=== Records to process ===
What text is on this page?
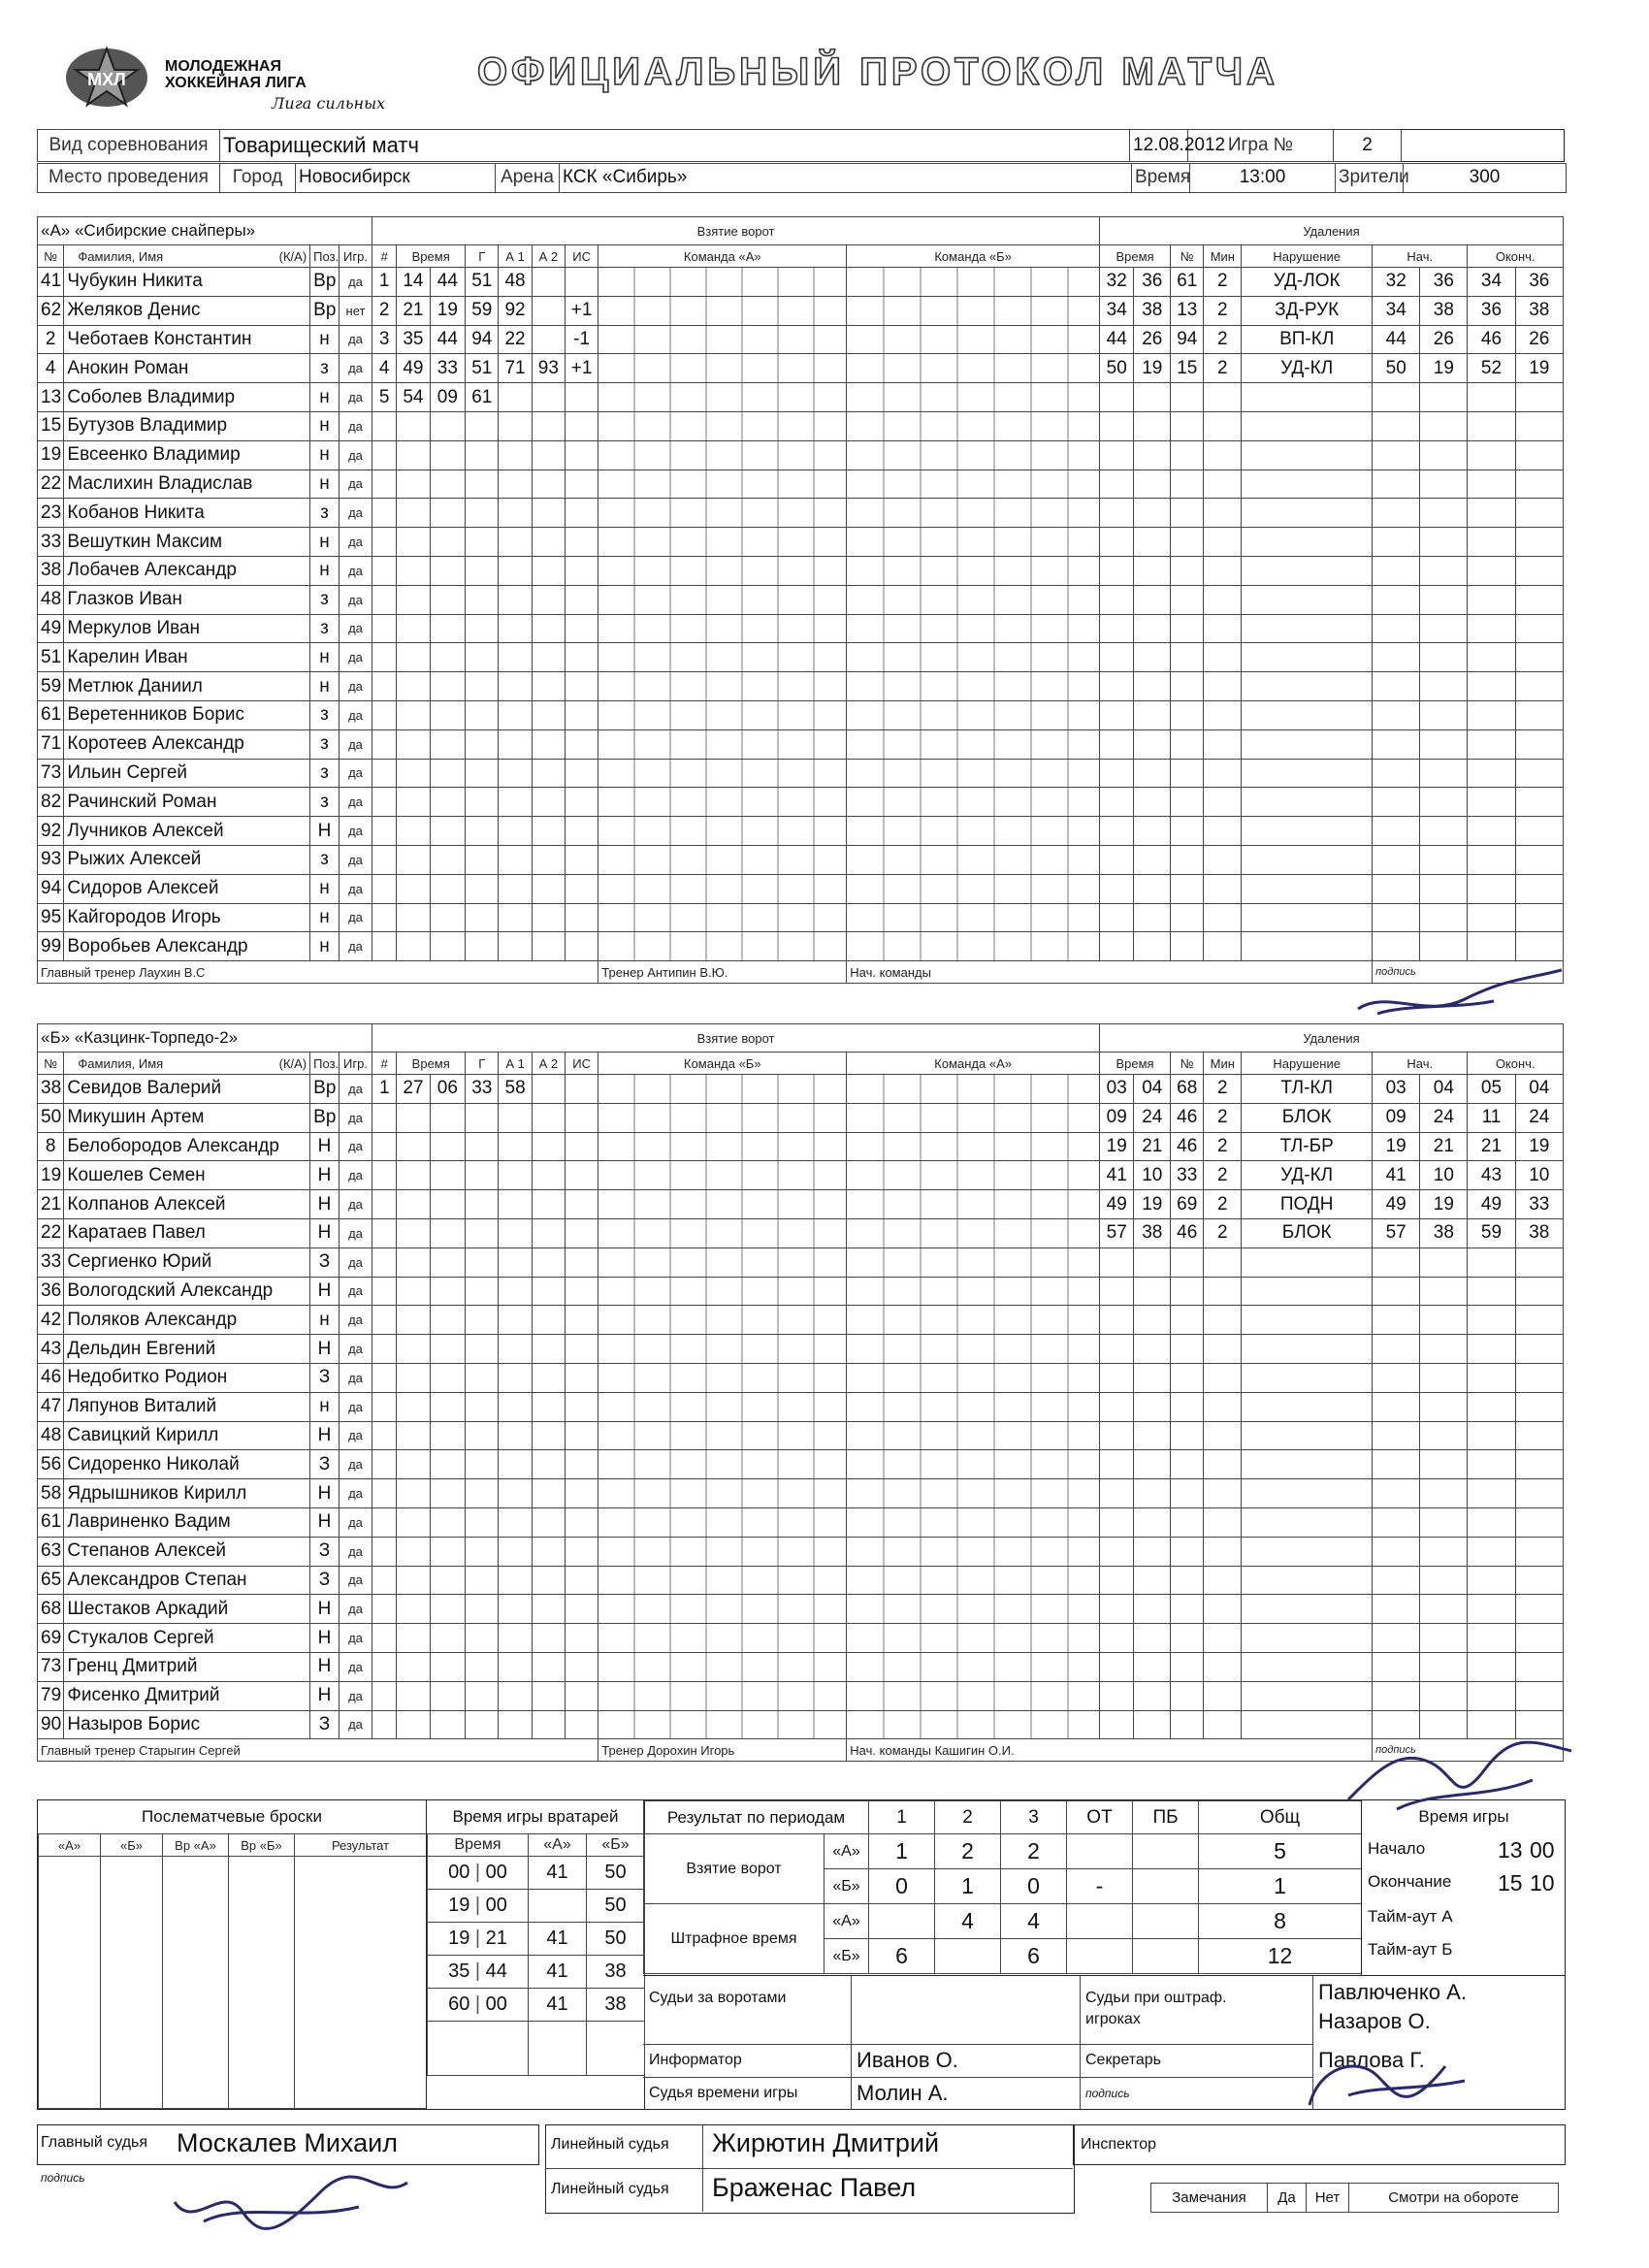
МХЛ
МОЛОДЕЖНАЯ
ХОККЕЙНАЯ ЛИГА
Лига сильных
ОФИЦИАЛЬНЫЙ ПРОТОКОЛ МАТЧА
Вид соревнования	Товарищеский матч		12.08.2012	Игра №	2
Место проведения	Город	Новосибирск	Арена	КСК «Сибирь»	Время	13:00	Зрители	300
«А» «Сибирские снайперы»				Взятие ворот									Удаления								
№	Фамилия, Имя (К/А)	Поз.	Игр.	#	Время		Г	А 1	А 2	ИС	Команда «А»	Команда «Б»	Время		№	Мин	Нарушение	Нач.		Оконч.	
41	Чубукин Никита	Вр	да	1	14	44	51	48					32	36	61	2	УД-ЛОК	32	36	34	36
62	Желяков Денис	Вр	нет	2	21	19	59	92		+1			34	38	13	2	ЗД-РУК	34	38	36	38
2	Чеботаев Константин	н	да	3	35	44	94	22		-1			44	26	94	2	ВП-КЛ	44	26	46	26
4	Анокин Роман	з	да	4	49	33	51	71	93	+1			50	19	15	2	УД-КЛ	50	19	52	19
13	Соболев Владимир	н	да	5	54	09	61														
15	Бутузов Владимир	н	да																		
19	Евсеенко Владимир	н	да																		
22	Маслихин Владислав	н	да																		
23	Кобанов Никита	з	да																		
33	Вешуткин Максим	н	да																		
38	Лобачев Александр	н	да																		
48	Глазков Иван	з	да																		
49	Меркулов Иван	з	да																		
51	Карелин Иван	н	да																		
59	Метлюк Даниил	н	да																		
61	Веретенников Борис	з	да																		
71	Коротеев Александр	з	да																		
73	Ильин Сергей	з	да																		
82	Рачинский Роман	з	да																		
92	Лучников Алексей	Н	да																		
93	Рыжих Алексей	з	да																		
94	Сидоров Алексей	н	да																		
95	Кайгородов Игорь	н	да																		
99	Воробьев Александр	н	да																		
Главный тренер Лаухин В.С											Тренер Антипин В.Ю.	Нач. команды						подпись			
«Б» «Казцинк-Торпедо-2»				Взятие ворот									Удаления								
№	Фамилия, Имя (К/А)	Поз.	Игр.	#	Время		Г	А 1	А 2	ИС	Команда «Б»	Команда «А»	Время		№	Мин	Нарушение	Нач.		Оконч.	
38	Севидов Валерий	Вр	да	1	27	06	33	58					03	04	68	2	ТЛ-КЛ	03	04	05	04
50	Микушин Артем	Вр	да										09	24	46	2	БЛОК	09	24	11	24
8	Белобородов Александр	Н	да										19	21	46	2	ТЛ-БР	19	21	21	19
19	Кошелев Семен	Н	да										41	10	33	2	УД-КЛ	41	10	43	10
21	Колпанов Алексей	Н	да										49	19	69	2	ПОДН	49	19	49	33
22	Каратаев Павел	Н	да										57	38	46	2	БЛОК	57	38	59	38
33	Сергиенко Юрий	З	да																		
36	Вологодский Александр	Н	да																		
42	Поляков Александр	н	да																		
43	Дельдин Евгений	Н	да																		
46	Недобитко Родион	З	да																		
47	Ляпунов Виталий	н	да																		
48	Савицкий Кирилл	Н	да																		
56	Сидоренко Николай	З	да																		
58	Ядрышников Кирилл	Н	да																		
61	Лавриненко Вадим	Н	да																		
63	Степанов Алексей	З	да																		
65	Александров Степан	З	да																		
68	Шестаков Аркадий	Н	да																		
69	Стукалов Сергей	Н	да																		
73	Гренц Дмитрий	Н	да																		
79	Фисенко Дмитрий	Н	да																		
90	Назыров Борис	З	да																		
Главный тренер Старыгин Сергей											Тренер Дорохин Игорь	Нач. команды Кашигин О.И.						подпись			
Послематчевые броски
«А»	«Б»	Вр «А»	Вр «Б»	Результат

Время игры вратарей
Время	«А»	«Б»
00 | 00	41	50
19 | 00		50
19 | 21	41	50
35 | 44	41	38
60 | 00	41	38

Результат по периодам		1	2	3	ОТ	ПБ	Общ
Взятие ворот	«А»	1	2	2			5
	«Б»	0	1	0	-		1
Штрафное время	«А»		4	4			8
	«Б»	6		6			12
Время игры
Начало	13 00
Окончание 15 10
Тайм-аут А
Тайм-аут Б
Судьи за воротами	Судьи при оштраф. игроках
Павлюченко А.
Назаров О.
Информатор	Иванов О.	Секретарь	Павлова Г.
Судья времени игры	Молин А.	подпись
Главный судья Москалев Михаил
подпись
Линейный судья Жирютин Дмитрий
Линейный судья Браженас Павел
Инспектор
Замечания	Да	Нет	Смотри на обороте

=== Instructions to follow ===
Single out each line of the records above with the string "Взятие" in it, and copy it.

=== Correct result ===
«А» «Сибирские снайперы»				Взятие ворот									Удаления								
«Б» «Казцинк-Торпедо-2»				Взятие ворот									Удаления								
Взятие ворот	«А»	1	2	2			5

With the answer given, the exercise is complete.